::: DATASET ENTRIES :::

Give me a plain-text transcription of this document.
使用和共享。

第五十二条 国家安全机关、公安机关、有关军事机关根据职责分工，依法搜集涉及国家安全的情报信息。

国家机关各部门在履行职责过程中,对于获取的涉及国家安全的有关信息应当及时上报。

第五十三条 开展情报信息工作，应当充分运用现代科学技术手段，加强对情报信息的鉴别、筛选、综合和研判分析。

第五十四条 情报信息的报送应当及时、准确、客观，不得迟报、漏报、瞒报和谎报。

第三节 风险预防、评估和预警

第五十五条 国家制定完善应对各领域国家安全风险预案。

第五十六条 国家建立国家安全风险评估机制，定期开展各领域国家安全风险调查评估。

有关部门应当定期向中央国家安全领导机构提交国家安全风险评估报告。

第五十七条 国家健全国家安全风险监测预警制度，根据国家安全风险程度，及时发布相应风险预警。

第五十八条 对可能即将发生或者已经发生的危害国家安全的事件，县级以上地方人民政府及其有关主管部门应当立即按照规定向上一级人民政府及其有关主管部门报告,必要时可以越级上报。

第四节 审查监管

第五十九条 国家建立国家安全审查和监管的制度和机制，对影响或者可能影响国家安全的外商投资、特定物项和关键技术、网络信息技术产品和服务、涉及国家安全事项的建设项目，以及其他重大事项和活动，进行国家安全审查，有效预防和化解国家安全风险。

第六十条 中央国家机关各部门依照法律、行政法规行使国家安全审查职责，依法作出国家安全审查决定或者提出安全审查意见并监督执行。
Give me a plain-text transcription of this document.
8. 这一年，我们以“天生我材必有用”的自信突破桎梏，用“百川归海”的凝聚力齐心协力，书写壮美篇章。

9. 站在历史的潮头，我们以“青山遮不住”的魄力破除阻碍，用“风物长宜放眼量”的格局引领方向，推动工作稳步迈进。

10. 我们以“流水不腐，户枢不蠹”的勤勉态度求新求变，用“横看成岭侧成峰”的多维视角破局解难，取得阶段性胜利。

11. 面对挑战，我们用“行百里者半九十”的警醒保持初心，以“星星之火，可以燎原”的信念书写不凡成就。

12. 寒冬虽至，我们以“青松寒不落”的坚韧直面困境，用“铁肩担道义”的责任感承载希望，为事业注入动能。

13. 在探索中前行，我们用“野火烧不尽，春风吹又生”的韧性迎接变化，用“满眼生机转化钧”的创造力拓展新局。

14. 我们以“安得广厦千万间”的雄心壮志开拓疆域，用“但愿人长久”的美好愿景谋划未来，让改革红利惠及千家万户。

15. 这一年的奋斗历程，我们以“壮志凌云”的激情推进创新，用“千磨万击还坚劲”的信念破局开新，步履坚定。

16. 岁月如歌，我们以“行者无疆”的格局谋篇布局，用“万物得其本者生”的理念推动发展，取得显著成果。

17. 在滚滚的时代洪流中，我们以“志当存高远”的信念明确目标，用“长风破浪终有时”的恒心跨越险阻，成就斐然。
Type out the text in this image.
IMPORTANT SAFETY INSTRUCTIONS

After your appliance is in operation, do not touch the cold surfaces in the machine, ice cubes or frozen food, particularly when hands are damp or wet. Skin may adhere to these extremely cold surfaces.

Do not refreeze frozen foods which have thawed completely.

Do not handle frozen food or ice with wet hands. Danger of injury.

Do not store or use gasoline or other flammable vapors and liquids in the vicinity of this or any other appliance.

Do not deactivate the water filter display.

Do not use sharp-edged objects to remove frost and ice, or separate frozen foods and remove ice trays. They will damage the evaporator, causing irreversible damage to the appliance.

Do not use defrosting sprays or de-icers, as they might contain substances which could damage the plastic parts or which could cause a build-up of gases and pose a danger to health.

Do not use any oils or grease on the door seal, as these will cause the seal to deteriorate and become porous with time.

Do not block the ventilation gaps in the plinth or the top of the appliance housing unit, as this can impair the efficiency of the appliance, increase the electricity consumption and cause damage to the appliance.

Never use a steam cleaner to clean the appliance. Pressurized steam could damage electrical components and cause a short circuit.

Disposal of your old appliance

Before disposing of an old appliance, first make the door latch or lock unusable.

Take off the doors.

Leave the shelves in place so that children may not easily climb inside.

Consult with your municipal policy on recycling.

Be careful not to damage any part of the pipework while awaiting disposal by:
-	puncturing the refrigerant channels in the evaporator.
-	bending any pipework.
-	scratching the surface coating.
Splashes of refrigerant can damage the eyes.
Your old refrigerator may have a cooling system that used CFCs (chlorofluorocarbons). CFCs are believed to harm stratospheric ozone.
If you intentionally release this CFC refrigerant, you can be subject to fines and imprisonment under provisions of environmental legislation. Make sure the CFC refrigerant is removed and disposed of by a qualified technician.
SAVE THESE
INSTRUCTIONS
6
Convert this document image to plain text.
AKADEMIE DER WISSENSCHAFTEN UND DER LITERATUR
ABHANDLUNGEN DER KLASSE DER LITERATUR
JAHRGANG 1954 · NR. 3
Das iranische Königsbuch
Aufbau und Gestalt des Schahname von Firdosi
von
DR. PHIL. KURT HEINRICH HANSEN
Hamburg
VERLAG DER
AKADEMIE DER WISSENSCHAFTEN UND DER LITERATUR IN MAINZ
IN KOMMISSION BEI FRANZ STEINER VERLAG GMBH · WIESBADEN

:::

#### PROBLEM
Using the entries above, state how many lines include the word "this", with no other words.

#### RESULT BELOW
7